→ Given exercise
Your task is to give the data again, exactly, with every line intact.

→ Dataset rows
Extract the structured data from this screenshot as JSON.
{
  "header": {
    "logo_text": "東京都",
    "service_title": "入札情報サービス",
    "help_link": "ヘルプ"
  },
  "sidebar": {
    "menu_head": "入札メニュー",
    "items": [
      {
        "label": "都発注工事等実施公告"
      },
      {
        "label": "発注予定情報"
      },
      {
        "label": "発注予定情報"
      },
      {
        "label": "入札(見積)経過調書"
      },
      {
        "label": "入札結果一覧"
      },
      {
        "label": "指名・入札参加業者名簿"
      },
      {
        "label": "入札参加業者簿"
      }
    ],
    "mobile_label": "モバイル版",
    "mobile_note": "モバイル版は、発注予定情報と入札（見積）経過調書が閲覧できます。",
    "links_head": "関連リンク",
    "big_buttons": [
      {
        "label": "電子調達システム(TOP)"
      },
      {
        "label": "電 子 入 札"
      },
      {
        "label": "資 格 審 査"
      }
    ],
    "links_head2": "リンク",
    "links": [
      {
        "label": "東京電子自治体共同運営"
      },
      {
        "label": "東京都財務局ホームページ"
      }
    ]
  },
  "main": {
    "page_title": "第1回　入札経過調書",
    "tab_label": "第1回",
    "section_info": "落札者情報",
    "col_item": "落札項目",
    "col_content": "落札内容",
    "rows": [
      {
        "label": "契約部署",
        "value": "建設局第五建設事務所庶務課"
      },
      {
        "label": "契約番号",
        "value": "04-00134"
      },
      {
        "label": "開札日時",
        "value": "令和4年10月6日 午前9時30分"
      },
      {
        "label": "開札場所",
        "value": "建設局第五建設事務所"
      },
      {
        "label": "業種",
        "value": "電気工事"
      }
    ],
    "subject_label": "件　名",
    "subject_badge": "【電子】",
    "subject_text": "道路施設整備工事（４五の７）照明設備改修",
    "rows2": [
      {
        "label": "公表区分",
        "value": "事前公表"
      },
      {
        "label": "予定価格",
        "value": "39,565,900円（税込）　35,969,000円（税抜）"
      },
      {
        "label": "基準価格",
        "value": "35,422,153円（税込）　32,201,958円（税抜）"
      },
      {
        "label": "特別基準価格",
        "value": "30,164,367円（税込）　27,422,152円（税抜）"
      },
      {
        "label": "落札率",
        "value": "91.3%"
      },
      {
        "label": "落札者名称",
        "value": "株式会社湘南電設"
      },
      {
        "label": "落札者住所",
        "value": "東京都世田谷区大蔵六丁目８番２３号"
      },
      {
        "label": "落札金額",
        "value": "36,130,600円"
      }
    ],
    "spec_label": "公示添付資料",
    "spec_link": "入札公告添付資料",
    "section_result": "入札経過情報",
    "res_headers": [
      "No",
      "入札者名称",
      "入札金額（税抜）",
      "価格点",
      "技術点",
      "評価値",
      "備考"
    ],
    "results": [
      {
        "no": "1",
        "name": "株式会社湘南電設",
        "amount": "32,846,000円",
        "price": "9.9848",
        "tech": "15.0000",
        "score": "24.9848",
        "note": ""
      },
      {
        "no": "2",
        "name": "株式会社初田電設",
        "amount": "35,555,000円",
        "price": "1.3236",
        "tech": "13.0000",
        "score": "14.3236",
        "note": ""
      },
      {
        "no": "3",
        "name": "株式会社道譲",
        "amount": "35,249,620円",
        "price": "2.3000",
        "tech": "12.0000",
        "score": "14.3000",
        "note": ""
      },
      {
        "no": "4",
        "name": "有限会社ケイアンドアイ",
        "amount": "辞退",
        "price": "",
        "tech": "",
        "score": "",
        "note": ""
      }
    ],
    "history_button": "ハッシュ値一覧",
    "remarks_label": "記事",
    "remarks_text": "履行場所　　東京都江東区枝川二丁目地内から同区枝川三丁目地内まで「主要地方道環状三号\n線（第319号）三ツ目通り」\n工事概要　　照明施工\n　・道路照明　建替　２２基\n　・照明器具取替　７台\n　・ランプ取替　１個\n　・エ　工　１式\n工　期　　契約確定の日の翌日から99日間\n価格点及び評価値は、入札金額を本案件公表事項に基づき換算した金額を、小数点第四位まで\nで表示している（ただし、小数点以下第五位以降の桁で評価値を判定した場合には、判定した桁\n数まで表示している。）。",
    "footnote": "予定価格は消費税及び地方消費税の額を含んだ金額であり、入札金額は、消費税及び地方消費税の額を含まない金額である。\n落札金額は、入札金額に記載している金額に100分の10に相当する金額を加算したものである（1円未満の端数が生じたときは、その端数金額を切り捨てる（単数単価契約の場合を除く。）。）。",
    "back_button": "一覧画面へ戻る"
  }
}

→ Solution for this exercise
Extract the structured data from this screenshot as JSON.
{
  "header": {
    "logo_text": "東京都",
    "service_title": "入札情報サービス",
    "help_link": "ヘルプ"
  },
  "sidebar": {
    "menu_head": "入札メニュー",
    "items": [
      {
        "label": "都発注工事等実施公告"
      },
      {
        "label": "発注予定情報"
      },
      {
        "label": "発注予定情報"
      },
      {
        "label": "入札(見積)経過調書"
      },
      {
        "label": "入札結果一覧"
      },
      {
        "label": "指名・入札参加業者名簿"
      },
      {
        "label": "入札参加業者簿"
      }
    ],
    "mobile_label": "モバイル版",
    "mobile_note": "モバイル版は、発注予定情報と入札（見積）経過調書が閲覧できます。",
    "links_head": "関連リンク",
    "big_buttons": [
      {
        "label": "電子調達システム(TOP)"
      },
      {
        "label": "電 子 入 札"
      },
      {
        "label": "資 格 審 査"
      }
    ],
    "links_head2": "リンク",
    "links": [
      {
        "label": "東京電子自治体共同運営"
      },
      {
        "label": "東京都財務局ホームページ"
      }
    ]
  },
  "main": {
    "page_title": "第1回　入札経過調書",
    "tab_label": "第1回",
    "section_info": "落札者情報",
    "col_item": "落札項目",
    "col_content": "落札内容",
    "rows": [
      {
        "label": "契約部署",
        "value": "建設局第五建設事務所庶務課"
      },
      {
        "label": "契約番号",
        "value": "04-00134"
      },
      {
        "label": "開札日時",
        "value": "令和4年10月6日 午前9時30分"
      },
      {
        "label": "開札場所",
        "value": "建設局第五建設事務所"
      },
      {
        "label": "業種",
        "value": "電気工事"
      }
    ],
    "subject_label": "件　名",
    "subject_badge": "【電子】",
    "subject_text": "道路施設整備工事（４五の７）照明設備改修",
    "rows2": [
      {
        "label": "公表区分",
        "value": "事前公表"
      },
      {
        "label": "予定価格",
        "value": "39,565,900円（税込）　35,969,000円（税抜）"
      },
      {
        "label": "基準価格",
        "value": "35,422,153円（税込）　32,201,958円（税抜）"
      },
      {
        "label": "特別基準価格",
        "value": "30,164,367円（税込）　27,422,152円（税抜）"
      },
      {
        "label": "落札率",
        "value": "91.3%"
      },
      {
        "label": "落札者名称",
        "value": "株式会社湘南電設"
      },
      {
        "label": "落札者住所",
        "value": "東京都世田谷区大蔵六丁目８番２３号"
      },
      {
        "label": "落札金額",
        "value": "36,130,600円"
      }
    ],
    "spec_label": "公示添付資料",
    "spec_link": "入札公告添付資料",
    "section_result": "入札経過情報",
    "res_headers": [
      "No",
      "入札者名称",
      "入札金額（税抜）",
      "価格点",
      "技術点",
      "評価値",
      "備考"
    ],
    "results": [
      {
        "no": "1",
        "name": "株式会社湘南電設",
        "amount": "32,846,000円",
        "price": "9.9848",
        "tech": "15.0000",
        "score": "24.9848",
        "note": ""
      },
      {
        "no": "2",
        "name": "株式会社初田電設",
        "amount": "35,555,000円",
        "price": "1.3236",
        "tech": "13.0000",
        "score": "14.3236",
        "note": ""
      },
      {
        "no": "3",
        "name": "株式会社道譲",
        "amount": "35,249,620円",
        "price": "2.3000",
        "tech": "12.0000",
        "score": "14.3000",
        "note": ""
      },
      {
        "no": "4",
        "name": "有限会社ケイアンドアイ",
        "amount": "辞退",
        "price": "",
        "tech": "",
        "score": "",
        "note": ""
      }
    ],
    "history_button": "ハッシュ値一覧",
    "remarks_label": "記事",
    "remarks_text": "履行場所　　東京都江東区枝川二丁目地内から同区枝川三丁目地内まで「主要地方道環状三号\n線（第319号）三ツ目通り」\n工事概要　　照明施工\n　・道路照明　建替　２２基\n　・照明器具取替　７台\n　・ランプ取替　１個\n　・エ　工　１式\n工　期　　契約確定の日の翌日から99日間\n価格点及び評価値は、入札金額を本案件公表事項に基づき換算した金額を、小数点第四位まで\nで表示している（ただし、小数点以下第五位以降の桁で評価値を判定した場合には、判定した桁\n数まで表示している。）。",
    "footnote": "予定価格は消費税及び地方消費税の額を含んだ金額であり、入札金額は、消費税及び地方消費税の額を含まない金額である。\n落札金額は、入札金額に記載している金額に100分の10に相当する金額を加算したものである（1円未満の端数が生じたときは、その端数金額を切り捨てる（単数単価契約の場合を除く。）。）。",
    "back_button": "一覧画面へ戻る"
  }
}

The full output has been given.